┏━━

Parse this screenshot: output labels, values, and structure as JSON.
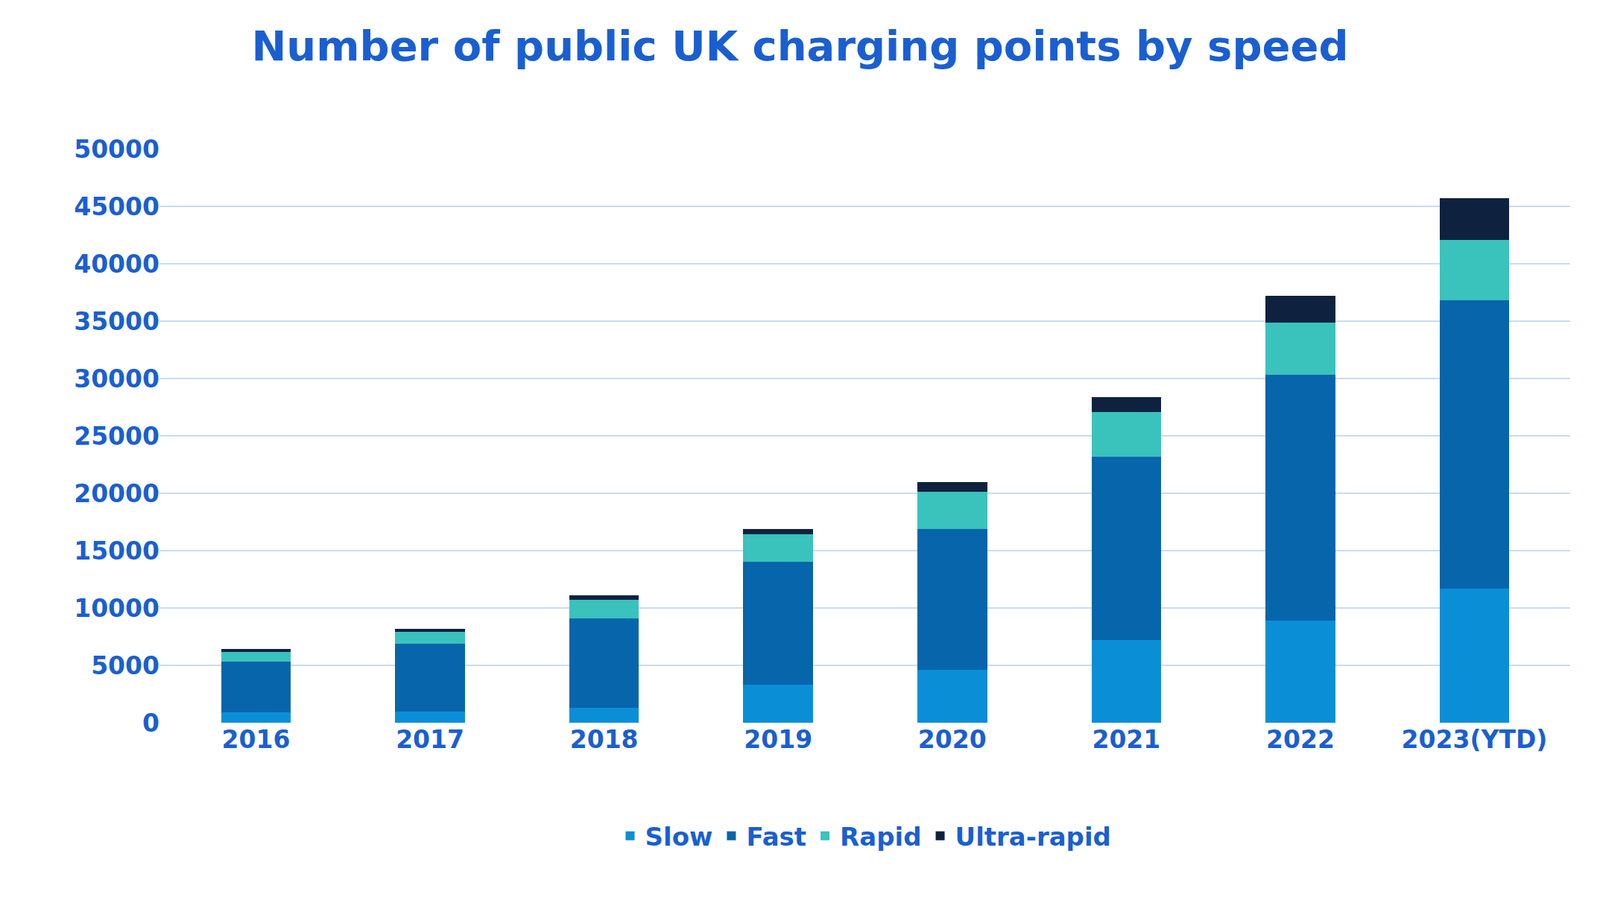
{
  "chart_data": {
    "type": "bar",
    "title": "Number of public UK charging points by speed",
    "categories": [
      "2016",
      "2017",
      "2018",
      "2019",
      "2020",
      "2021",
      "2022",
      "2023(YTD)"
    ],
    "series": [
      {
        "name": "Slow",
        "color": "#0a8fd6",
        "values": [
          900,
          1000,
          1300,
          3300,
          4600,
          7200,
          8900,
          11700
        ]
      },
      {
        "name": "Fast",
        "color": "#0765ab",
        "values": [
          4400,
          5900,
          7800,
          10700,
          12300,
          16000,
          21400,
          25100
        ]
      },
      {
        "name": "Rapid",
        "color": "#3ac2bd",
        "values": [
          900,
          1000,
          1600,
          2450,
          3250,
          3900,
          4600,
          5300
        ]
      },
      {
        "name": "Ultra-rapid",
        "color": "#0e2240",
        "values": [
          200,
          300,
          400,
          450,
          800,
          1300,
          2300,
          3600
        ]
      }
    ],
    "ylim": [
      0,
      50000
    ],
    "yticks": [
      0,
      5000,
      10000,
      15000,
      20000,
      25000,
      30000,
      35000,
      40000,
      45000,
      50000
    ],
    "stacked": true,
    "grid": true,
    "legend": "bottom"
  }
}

┗━━
┏━━

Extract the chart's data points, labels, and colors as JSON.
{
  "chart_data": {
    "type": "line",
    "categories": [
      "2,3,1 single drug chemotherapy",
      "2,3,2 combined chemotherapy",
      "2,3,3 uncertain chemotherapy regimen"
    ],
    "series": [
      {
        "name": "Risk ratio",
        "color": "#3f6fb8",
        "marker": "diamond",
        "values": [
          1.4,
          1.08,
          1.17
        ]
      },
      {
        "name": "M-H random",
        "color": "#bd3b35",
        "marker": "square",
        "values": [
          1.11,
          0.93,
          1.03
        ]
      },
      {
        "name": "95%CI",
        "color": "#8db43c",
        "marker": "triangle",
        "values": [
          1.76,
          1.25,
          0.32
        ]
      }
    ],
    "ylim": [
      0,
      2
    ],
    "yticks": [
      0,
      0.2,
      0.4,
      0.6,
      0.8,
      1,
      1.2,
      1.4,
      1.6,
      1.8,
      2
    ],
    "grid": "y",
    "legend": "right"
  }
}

┗━━

WHAT YOU ARE ASKED TO DO: Copy all lines in the listing above where the string "JSON" appears.

RESULT FOR THIS EXERCISE:
Parse this screenshot: output labels, values, and structure as JSON.
Extract the chart's data points, labels, and colors as JSON.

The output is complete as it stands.